**WHAT IS NEEDED**
Look for the word "rápido" in the entries and copy each line where it appears.

[Records from a data source]

>>>

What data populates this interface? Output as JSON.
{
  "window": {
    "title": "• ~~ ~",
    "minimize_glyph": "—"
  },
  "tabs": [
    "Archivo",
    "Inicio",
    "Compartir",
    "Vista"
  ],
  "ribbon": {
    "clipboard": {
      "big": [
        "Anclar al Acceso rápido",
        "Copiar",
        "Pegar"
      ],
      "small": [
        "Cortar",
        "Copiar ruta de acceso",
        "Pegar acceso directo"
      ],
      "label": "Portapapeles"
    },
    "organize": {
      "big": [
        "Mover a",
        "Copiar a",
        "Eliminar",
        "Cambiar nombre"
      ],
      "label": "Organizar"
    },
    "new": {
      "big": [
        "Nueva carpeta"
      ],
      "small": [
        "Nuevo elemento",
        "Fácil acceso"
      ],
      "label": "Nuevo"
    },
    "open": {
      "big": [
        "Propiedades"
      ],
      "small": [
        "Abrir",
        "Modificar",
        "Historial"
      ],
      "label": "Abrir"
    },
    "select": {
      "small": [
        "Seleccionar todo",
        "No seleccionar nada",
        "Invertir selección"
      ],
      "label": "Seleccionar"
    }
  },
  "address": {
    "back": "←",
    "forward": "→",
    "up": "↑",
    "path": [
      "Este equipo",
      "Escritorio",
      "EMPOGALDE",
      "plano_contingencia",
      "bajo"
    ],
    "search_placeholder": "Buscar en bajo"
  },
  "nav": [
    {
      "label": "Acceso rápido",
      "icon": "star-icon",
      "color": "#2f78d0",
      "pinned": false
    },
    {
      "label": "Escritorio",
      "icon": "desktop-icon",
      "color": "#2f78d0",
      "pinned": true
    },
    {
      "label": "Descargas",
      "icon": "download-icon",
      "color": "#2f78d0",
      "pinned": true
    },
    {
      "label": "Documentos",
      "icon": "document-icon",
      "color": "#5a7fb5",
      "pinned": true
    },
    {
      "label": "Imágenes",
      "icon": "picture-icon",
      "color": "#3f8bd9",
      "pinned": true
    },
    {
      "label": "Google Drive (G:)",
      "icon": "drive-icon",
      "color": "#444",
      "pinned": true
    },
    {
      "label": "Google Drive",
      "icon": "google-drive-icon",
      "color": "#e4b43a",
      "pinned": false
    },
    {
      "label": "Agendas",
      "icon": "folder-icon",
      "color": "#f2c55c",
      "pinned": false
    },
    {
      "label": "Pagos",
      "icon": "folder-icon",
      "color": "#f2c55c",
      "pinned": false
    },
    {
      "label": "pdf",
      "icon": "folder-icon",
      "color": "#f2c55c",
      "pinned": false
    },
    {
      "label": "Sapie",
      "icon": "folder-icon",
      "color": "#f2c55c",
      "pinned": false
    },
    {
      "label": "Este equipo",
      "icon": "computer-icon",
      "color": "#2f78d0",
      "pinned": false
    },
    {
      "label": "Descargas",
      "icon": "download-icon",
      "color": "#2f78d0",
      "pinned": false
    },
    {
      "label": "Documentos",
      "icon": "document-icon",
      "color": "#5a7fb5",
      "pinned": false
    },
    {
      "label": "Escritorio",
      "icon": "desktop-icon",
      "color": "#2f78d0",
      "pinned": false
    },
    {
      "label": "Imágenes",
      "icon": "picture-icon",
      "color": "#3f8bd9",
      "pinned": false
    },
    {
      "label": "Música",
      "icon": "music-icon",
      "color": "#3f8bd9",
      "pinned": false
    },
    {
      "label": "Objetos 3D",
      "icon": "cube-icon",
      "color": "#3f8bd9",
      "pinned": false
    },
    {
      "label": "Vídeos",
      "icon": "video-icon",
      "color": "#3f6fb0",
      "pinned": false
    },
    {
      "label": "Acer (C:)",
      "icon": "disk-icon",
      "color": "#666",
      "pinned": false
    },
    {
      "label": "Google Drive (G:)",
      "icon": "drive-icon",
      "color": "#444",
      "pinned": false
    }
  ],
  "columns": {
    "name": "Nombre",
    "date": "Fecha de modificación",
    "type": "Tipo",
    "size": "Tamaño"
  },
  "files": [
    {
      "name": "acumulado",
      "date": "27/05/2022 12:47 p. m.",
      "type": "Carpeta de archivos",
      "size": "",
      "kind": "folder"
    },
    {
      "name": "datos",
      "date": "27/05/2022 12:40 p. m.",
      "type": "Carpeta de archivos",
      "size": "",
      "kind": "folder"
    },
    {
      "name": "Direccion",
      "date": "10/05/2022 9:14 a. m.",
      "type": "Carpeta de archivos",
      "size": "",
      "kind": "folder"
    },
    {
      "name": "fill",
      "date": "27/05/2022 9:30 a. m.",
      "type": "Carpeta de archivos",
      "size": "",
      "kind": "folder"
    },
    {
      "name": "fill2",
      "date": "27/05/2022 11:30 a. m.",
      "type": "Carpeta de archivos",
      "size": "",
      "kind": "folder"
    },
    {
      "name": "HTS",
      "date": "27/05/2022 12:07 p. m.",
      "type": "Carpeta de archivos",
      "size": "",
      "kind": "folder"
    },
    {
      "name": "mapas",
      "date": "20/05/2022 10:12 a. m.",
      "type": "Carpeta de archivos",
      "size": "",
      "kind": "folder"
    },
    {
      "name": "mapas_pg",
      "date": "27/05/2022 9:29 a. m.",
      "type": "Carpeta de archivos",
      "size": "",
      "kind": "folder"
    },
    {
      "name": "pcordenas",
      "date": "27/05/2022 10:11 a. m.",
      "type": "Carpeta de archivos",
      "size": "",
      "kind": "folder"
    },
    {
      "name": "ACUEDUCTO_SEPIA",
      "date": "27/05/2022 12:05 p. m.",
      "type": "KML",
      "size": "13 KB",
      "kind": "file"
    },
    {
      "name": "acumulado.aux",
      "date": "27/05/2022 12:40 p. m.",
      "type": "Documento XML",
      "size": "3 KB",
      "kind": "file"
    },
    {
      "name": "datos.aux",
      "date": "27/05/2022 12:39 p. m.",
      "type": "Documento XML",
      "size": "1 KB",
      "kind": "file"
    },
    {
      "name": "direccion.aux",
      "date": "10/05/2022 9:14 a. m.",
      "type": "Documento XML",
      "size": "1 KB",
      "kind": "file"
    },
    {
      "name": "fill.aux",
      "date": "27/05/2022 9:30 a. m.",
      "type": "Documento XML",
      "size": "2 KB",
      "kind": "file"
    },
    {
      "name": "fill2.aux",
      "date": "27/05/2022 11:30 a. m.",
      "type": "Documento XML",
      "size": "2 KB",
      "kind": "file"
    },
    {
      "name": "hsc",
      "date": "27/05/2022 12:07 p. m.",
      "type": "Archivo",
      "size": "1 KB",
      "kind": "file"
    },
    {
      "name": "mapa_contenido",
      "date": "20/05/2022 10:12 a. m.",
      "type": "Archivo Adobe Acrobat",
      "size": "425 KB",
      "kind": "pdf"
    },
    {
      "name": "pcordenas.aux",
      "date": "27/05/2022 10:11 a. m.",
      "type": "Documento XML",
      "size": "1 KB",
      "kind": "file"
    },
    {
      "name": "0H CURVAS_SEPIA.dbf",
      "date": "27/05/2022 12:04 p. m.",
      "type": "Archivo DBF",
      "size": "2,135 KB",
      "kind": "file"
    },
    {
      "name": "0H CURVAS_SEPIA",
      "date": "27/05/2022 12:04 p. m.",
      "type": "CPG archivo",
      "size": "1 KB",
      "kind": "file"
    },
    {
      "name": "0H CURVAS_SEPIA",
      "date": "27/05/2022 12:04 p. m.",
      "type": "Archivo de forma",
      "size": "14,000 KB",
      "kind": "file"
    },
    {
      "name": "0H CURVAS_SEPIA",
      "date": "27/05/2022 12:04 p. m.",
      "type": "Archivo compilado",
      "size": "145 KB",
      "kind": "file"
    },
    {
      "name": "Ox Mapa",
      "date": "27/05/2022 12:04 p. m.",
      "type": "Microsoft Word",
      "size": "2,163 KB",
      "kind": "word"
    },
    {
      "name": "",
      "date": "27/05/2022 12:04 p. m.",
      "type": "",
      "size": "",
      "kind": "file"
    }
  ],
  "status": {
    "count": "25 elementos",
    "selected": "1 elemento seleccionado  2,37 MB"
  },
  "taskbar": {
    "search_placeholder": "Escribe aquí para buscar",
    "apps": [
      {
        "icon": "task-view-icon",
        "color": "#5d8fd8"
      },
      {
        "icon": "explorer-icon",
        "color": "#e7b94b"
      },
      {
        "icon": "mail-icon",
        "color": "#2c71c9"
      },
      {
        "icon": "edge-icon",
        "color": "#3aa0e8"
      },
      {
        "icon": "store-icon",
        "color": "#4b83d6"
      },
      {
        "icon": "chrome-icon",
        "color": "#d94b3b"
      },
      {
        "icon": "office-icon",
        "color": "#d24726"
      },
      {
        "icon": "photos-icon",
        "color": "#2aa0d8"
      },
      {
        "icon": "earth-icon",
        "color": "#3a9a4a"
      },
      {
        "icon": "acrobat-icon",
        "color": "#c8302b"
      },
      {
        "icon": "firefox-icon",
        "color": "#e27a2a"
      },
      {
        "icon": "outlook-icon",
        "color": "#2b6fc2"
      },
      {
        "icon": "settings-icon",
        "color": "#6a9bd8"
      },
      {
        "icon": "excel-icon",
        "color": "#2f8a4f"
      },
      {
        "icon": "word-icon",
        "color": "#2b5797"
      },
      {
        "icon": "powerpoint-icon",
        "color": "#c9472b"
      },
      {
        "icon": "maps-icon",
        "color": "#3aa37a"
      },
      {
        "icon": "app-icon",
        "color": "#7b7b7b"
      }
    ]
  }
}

<<<

**ANSWER TO THE EXERCISE**
        "Anclar al Acceso rápido",
      "label": "Acceso rápido",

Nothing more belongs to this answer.